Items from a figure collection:

===============

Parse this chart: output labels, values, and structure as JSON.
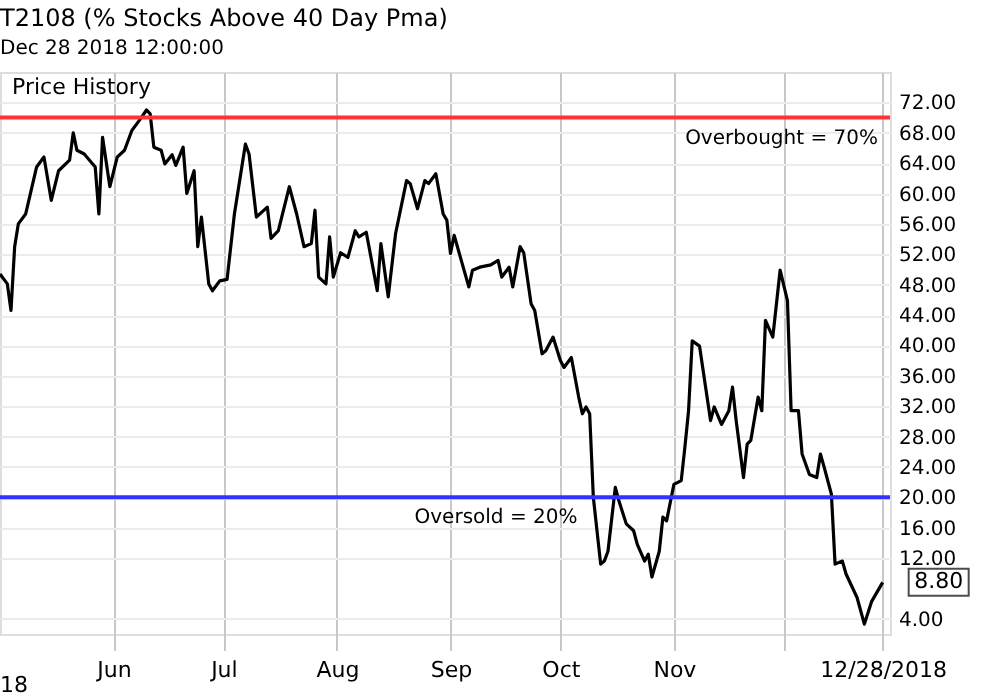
{
  "chart_data": {
    "type": "line",
    "title": "T2108 (% Stocks Above 40 Day Pma)",
    "subtitle": "Dec 28 2018 12:00:00",
    "x": [
      "2018-05-01",
      "2018-05-03",
      "2018-05-04",
      "2018-05-05",
      "2018-05-06",
      "2018-05-08",
      "2018-05-11",
      "2018-05-13",
      "2018-05-15",
      "2018-05-17",
      "2018-05-20",
      "2018-05-21",
      "2018-05-22",
      "2018-05-24",
      "2018-05-27",
      "2018-05-28",
      "2018-05-29",
      "2018-05-31",
      "2018-06-02",
      "2018-06-04",
      "2018-06-06",
      "2018-06-08",
      "2018-06-10",
      "2018-06-11",
      "2018-06-12",
      "2018-06-14",
      "2018-06-15",
      "2018-06-17",
      "2018-06-18",
      "2018-06-20",
      "2018-06-21",
      "2018-06-23",
      "2018-06-24",
      "2018-06-25",
      "2018-06-27",
      "2018-06-28",
      "2018-06-30",
      "2018-07-02",
      "2018-07-04",
      "2018-07-07",
      "2018-07-08",
      "2018-07-10",
      "2018-07-13",
      "2018-07-14",
      "2018-07-16",
      "2018-07-19",
      "2018-07-21",
      "2018-07-23",
      "2018-07-25",
      "2018-07-26",
      "2018-07-27",
      "2018-07-29",
      "2018-07-30",
      "2018-07-31",
      "2018-08-02",
      "2018-08-04",
      "2018-08-06",
      "2018-08-07",
      "2018-08-09",
      "2018-08-12",
      "2018-08-13",
      "2018-08-15",
      "2018-08-17",
      "2018-08-20",
      "2018-08-21",
      "2018-08-23",
      "2018-08-25",
      "2018-08-26",
      "2018-08-28",
      "2018-08-30",
      "2018-08-31",
      "2018-09-01",
      "2018-09-02",
      "2018-09-06",
      "2018-09-07",
      "2018-09-09",
      "2018-09-12",
      "2018-09-14",
      "2018-09-15",
      "2018-09-17",
      "2018-09-18",
      "2018-09-20",
      "2018-09-21",
      "2018-09-23",
      "2018-09-24",
      "2018-09-26",
      "2018-09-27",
      "2018-09-29",
      "2018-10-01",
      "2018-10-02",
      "2018-10-04",
      "2018-10-06",
      "2018-10-07",
      "2018-10-08",
      "2018-10-09",
      "2018-10-10",
      "2018-10-12",
      "2018-10-13",
      "2018-10-14",
      "2018-10-16",
      "2018-10-17",
      "2018-10-19",
      "2018-10-21",
      "2018-10-22",
      "2018-10-24",
      "2018-10-25",
      "2018-10-26",
      "2018-10-28",
      "2018-10-29",
      "2018-10-30",
      "2018-11-01",
      "2018-11-03",
      "2018-11-04",
      "2018-11-05",
      "2018-11-06",
      "2018-11-08",
      "2018-11-11",
      "2018-11-12",
      "2018-11-14",
      "2018-11-16",
      "2018-11-17",
      "2018-11-18",
      "2018-11-20",
      "2018-11-21",
      "2018-11-22",
      "2018-11-24",
      "2018-11-25",
      "2018-11-26",
      "2018-11-28",
      "2018-11-30",
      "2018-12-02",
      "2018-12-03",
      "2018-12-05",
      "2018-12-06",
      "2018-12-08",
      "2018-12-10",
      "2018-12-11",
      "2018-12-12",
      "2018-12-14",
      "2018-12-15",
      "2018-12-17",
      "2018-12-18",
      "2018-12-21",
      "2018-12-23",
      "2018-12-25",
      "2018-12-28"
    ],
    "series": [
      {
        "color": "#000000",
        "values": [
          49.4,
          48.1,
          44.6,
          53,
          56,
          57.3,
          63.5,
          64.8,
          59.1,
          63,
          64.4,
          68,
          65.7,
          65.2,
          63.5,
          57.3,
          67.4,
          60.9,
          64.8,
          65.7,
          68.3,
          69.6,
          71,
          70.5,
          66.1,
          65.7,
          63.9,
          65.1,
          63.7,
          66.1,
          60,
          63,
          53,
          56.9,
          48.1,
          47.2,
          48.5,
          48.7,
          57.3,
          66.5,
          65.2,
          56.9,
          58.2,
          54.1,
          55.1,
          60.9,
          57.3,
          53,
          53.4,
          57.8,
          49,
          48.1,
          54.3,
          49,
          52.2,
          51.6,
          55.1,
          54.3,
          54.9,
          47.2,
          53.4,
          46.4,
          54.7,
          61.7,
          61.3,
          58,
          61.7,
          61.3,
          62.6,
          57.3,
          56.5,
          52.1,
          54.5,
          47.7,
          49.9,
          50.3,
          50.6,
          51.2,
          49,
          50.3,
          47.7,
          53,
          52.2,
          45.5,
          44.6,
          38.9,
          39.3,
          41.1,
          38,
          37.1,
          38.4,
          33.2,
          31,
          31.9,
          31,
          20,
          11.2,
          11.6,
          12.9,
          21.3,
          19.5,
          16.5,
          15.6,
          13.8,
          11.6,
          12.5,
          9.5,
          12.9,
          17.4,
          16.9,
          21.7,
          22.2,
          26.6,
          31.4,
          40.6,
          39.9,
          30.1,
          31.9,
          29.6,
          31.4,
          34.5,
          30.1,
          22.6,
          27,
          27.5,
          33.2,
          31.4,
          43.3,
          41.1,
          49.9,
          45.9,
          31.4,
          31.4,
          25.7,
          23,
          22.6,
          25.7,
          24,
          20.4,
          11.2,
          11.6,
          9.9,
          6.8,
          3.3,
          6.3,
          8.8
        ]
      }
    ],
    "xlim": [
      "2018-05-01",
      "2018-12-30"
    ],
    "xticks": [
      {
        "value": "2018-06-01",
        "label": "Jun"
      },
      {
        "value": "2018-07-01",
        "label": "Jul"
      },
      {
        "value": "2018-08-01",
        "label": "Aug"
      },
      {
        "value": "2018-09-01",
        "label": "Sep"
      },
      {
        "value": "2018-10-01",
        "label": "Oct"
      },
      {
        "value": "2018-11-01",
        "label": "Nov"
      },
      {
        "value": "2018-12-01",
        "label": null
      },
      {
        "value": "2018-12-28",
        "label": "12/28/2018"
      }
    ],
    "ylim": [
      2,
      76
    ],
    "yticks": [
      {
        "value": 4,
        "label": "4.00"
      },
      {
        "value": 12,
        "label": "12.00"
      },
      {
        "value": 16,
        "label": "16.00"
      },
      {
        "value": 20,
        "label": "20.00"
      },
      {
        "value": 24,
        "label": "24.00"
      },
      {
        "value": 28,
        "label": "28.00"
      },
      {
        "value": 32,
        "label": "32.00"
      },
      {
        "value": 36,
        "label": "36.00"
      },
      {
        "value": 40,
        "label": "40.00"
      },
      {
        "value": 44,
        "label": "44.00"
      },
      {
        "value": 48,
        "label": "48.00"
      },
      {
        "value": 52,
        "label": "52.00"
      },
      {
        "value": 56,
        "label": "56.00"
      },
      {
        "value": 60,
        "label": "60.00"
      },
      {
        "value": 64,
        "label": "64.00"
      },
      {
        "value": 68,
        "label": "68.00"
      },
      {
        "value": 72,
        "label": "72.00"
      }
    ],
    "ref_lines": [
      {
        "axis": "y",
        "value": 70,
        "label": "Overbought = 70%",
        "color": "#ff3333"
      },
      {
        "axis": "y",
        "value": 20,
        "label": "Oversold = 20%",
        "color": "#3333ff"
      }
    ],
    "annotations": [
      "Price History",
      {
        "text": "8.80",
        "x": "2018-12-28",
        "y": 8.8
      },
      "18"
    ],
    "grid": true,
    "marker": "none",
    "line_style": "solid"
  }
}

===============

-- Your objective --
Strip out the pictures and quote the remaining data word for word.

-- Result of this task --
Parse this chart: output labels, values, and structure as JSON.
{
  "chart_data": {
    "type": "line",
    "title": "T2108 (% Stocks Above 40 Day Pma)",
    "subtitle": "Dec 28 2018 12:00:00",
    "x": [
      "2018-05-01",
      "2018-05-03",
      "2018-05-04",
      "2018-05-05",
      "2018-05-06",
      "2018-05-08",
      "2018-05-11",
      "2018-05-13",
      "2018-05-15",
      "2018-05-17",
      "2018-05-20",
      "2018-05-21",
      "2018-05-22",
      "2018-05-24",
      "2018-05-27",
      "2018-05-28",
      "2018-05-29",
      "2018-05-31",
      "2018-06-02",
      "2018-06-04",
      "2018-06-06",
      "2018-06-08",
      "2018-06-10",
      "2018-06-11",
      "2018-06-12",
      "2018-06-14",
      "2018-06-15",
      "2018-06-17",
      "2018-06-18",
      "2018-06-20",
      "2018-06-21",
      "2018-06-23",
      "2018-06-24",
      "2018-06-25",
      "2018-06-27",
      "2018-06-28",
      "2018-06-30",
      "2018-07-02",
      "2018-07-04",
      "2018-07-07",
      "2018-07-08",
      "2018-07-10",
      "2018-07-13",
      "2018-07-14",
      "2018-07-16",
      "2018-07-19",
      "2018-07-21",
      "2018-07-23",
      "2018-07-25",
      "2018-07-26",
      "2018-07-27",
      "2018-07-29",
      "2018-07-30",
      "2018-07-31",
      "2018-08-02",
      "2018-08-04",
      "2018-08-06",
      "2018-08-07",
      "2018-08-09",
      "2018-08-12",
      "2018-08-13",
      "2018-08-15",
      "2018-08-17",
      "2018-08-20",
      "2018-08-21",
      "2018-08-23",
      "2018-08-25",
      "2018-08-26",
      "2018-08-28",
      "2018-08-30",
      "2018-08-31",
      "2018-09-01",
      "2018-09-02",
      "2018-09-06",
      "2018-09-07",
      "2018-09-09",
      "2018-09-12",
      "2018-09-14",
      "2018-09-15",
      "2018-09-17",
      "2018-09-18",
      "2018-09-20",
      "2018-09-21",
      "2018-09-23",
      "2018-09-24",
      "2018-09-26",
      "2018-09-27",
      "2018-09-29",
      "2018-10-01",
      "2018-10-02",
      "2018-10-04",
      "2018-10-06",
      "2018-10-07",
      "2018-10-08",
      "2018-10-09",
      "2018-10-10",
      "2018-10-12",
      "2018-10-13",
      "2018-10-14",
      "2018-10-16",
      "2018-10-17",
      "2018-10-19",
      "2018-10-21",
      "2018-10-22",
      "2018-10-24",
      "2018-10-25",
      "2018-10-26",
      "2018-10-28",
      "2018-10-29",
      "2018-10-30",
      "2018-11-01",
      "2018-11-03",
      "2018-11-04",
      "2018-11-05",
      "2018-11-06",
      "2018-11-08",
      "2018-11-11",
      "2018-11-12",
      "2018-11-14",
      "2018-11-16",
      "2018-11-17",
      "2018-11-18",
      "2018-11-20",
      "2018-11-21",
      "2018-11-22",
      "2018-11-24",
      "2018-11-25",
      "2018-11-26",
      "2018-11-28",
      "2018-11-30",
      "2018-12-02",
      "2018-12-03",
      "2018-12-05",
      "2018-12-06",
      "2018-12-08",
      "2018-12-10",
      "2018-12-11",
      "2018-12-12",
      "2018-12-14",
      "2018-12-15",
      "2018-12-17",
      "2018-12-18",
      "2018-12-21",
      "2018-12-23",
      "2018-12-25",
      "2018-12-28"
    ],
    "series": [
      {
        "color": "#000000",
        "values": [
          49.4,
          48.1,
          44.6,
          53,
          56,
          57.3,
          63.5,
          64.8,
          59.1,
          63,
          64.4,
          68,
          65.7,
          65.2,
          63.5,
          57.3,
          67.4,
          60.9,
          64.8,
          65.7,
          68.3,
          69.6,
          71,
          70.5,
          66.1,
          65.7,
          63.9,
          65.1,
          63.7,
          66.1,
          60,
          63,
          53,
          56.9,
          48.1,
          47.2,
          48.5,
          48.7,
          57.3,
          66.5,
          65.2,
          56.9,
          58.2,
          54.1,
          55.1,
          60.9,
          57.3,
          53,
          53.4,
          57.8,
          49,
          48.1,
          54.3,
          49,
          52.2,
          51.6,
          55.1,
          54.3,
          54.9,
          47.2,
          53.4,
          46.4,
          54.7,
          61.7,
          61.3,
          58,
          61.7,
          61.3,
          62.6,
          57.3,
          56.5,
          52.1,
          54.5,
          47.7,
          49.9,
          50.3,
          50.6,
          51.2,
          49,
          50.3,
          47.7,
          53,
          52.2,
          45.5,
          44.6,
          38.9,
          39.3,
          41.1,
          38,
          37.1,
          38.4,
          33.2,
          31,
          31.9,
          31,
          20,
          11.2,
          11.6,
          12.9,
          21.3,
          19.5,
          16.5,
          15.6,
          13.8,
          11.6,
          12.5,
          9.5,
          12.9,
          17.4,
          16.9,
          21.7,
          22.2,
          26.6,
          31.4,
          40.6,
          39.9,
          30.1,
          31.9,
          29.6,
          31.4,
          34.5,
          30.1,
          22.6,
          27,
          27.5,
          33.2,
          31.4,
          43.3,
          41.1,
          49.9,
          45.9,
          31.4,
          31.4,
          25.7,
          23,
          22.6,
          25.7,
          24,
          20.4,
          11.2,
          11.6,
          9.9,
          6.8,
          3.3,
          6.3,
          8.8
        ]
      }
    ],
    "xlim": [
      "2018-05-01",
      "2018-12-30"
    ],
    "xticks": [
      {
        "value": "2018-06-01",
        "label": "Jun"
      },
      {
        "value": "2018-07-01",
        "label": "Jul"
      },
      {
        "value": "2018-08-01",
        "label": "Aug"
      },
      {
        "value": "2018-09-01",
        "label": "Sep"
      },
      {
        "value": "2018-10-01",
        "label": "Oct"
      },
      {
        "value": "2018-11-01",
        "label": "Nov"
      },
      {
        "value": "2018-12-01",
        "label": null
      },
      {
        "value": "2018-12-28",
        "label": "12/28/2018"
      }
    ],
    "ylim": [
      2,
      76
    ],
    "yticks": [
      {
        "value": 4,
        "label": "4.00"
      },
      {
        "value": 12,
        "label": "12.00"
      },
      {
        "value": 16,
        "label": "16.00"
      },
      {
        "value": 20,
        "label": "20.00"
      },
      {
        "value": 24,
        "label": "24.00"
      },
      {
        "value": 28,
        "label": "28.00"
      },
      {
        "value": 32,
        "label": "32.00"
      },
      {
        "value": 36,
        "label": "36.00"
      },
      {
        "value": 40,
        "label": "40.00"
      },
      {
        "value": 44,
        "label": "44.00"
      },
      {
        "value": 48,
        "label": "48.00"
      },
      {
        "value": 52,
        "label": "52.00"
      },
      {
        "value": 56,
        "label": "56.00"
      },
      {
        "value": 60,
        "label": "60.00"
      },
      {
        "value": 64,
        "label": "64.00"
      },
      {
        "value": 68,
        "label": "68.00"
      },
      {
        "value": 72,
        "label": "72.00"
      }
    ],
    "ref_lines": [
      {
        "axis": "y",
        "value": 70,
        "label": "Overbought = 70%",
        "color": "#ff3333"
      },
      {
        "axis": "y",
        "value": 20,
        "label": "Oversold = 20%",
        "color": "#3333ff"
      }
    ],
    "annotations": [
      "Price History",
      {
        "text": "8.80",
        "x": "2018-12-28",
        "y": 8.8
      },
      "18"
    ],
    "grid": true,
    "marker": "none",
    "line_style": "solid"
  }
}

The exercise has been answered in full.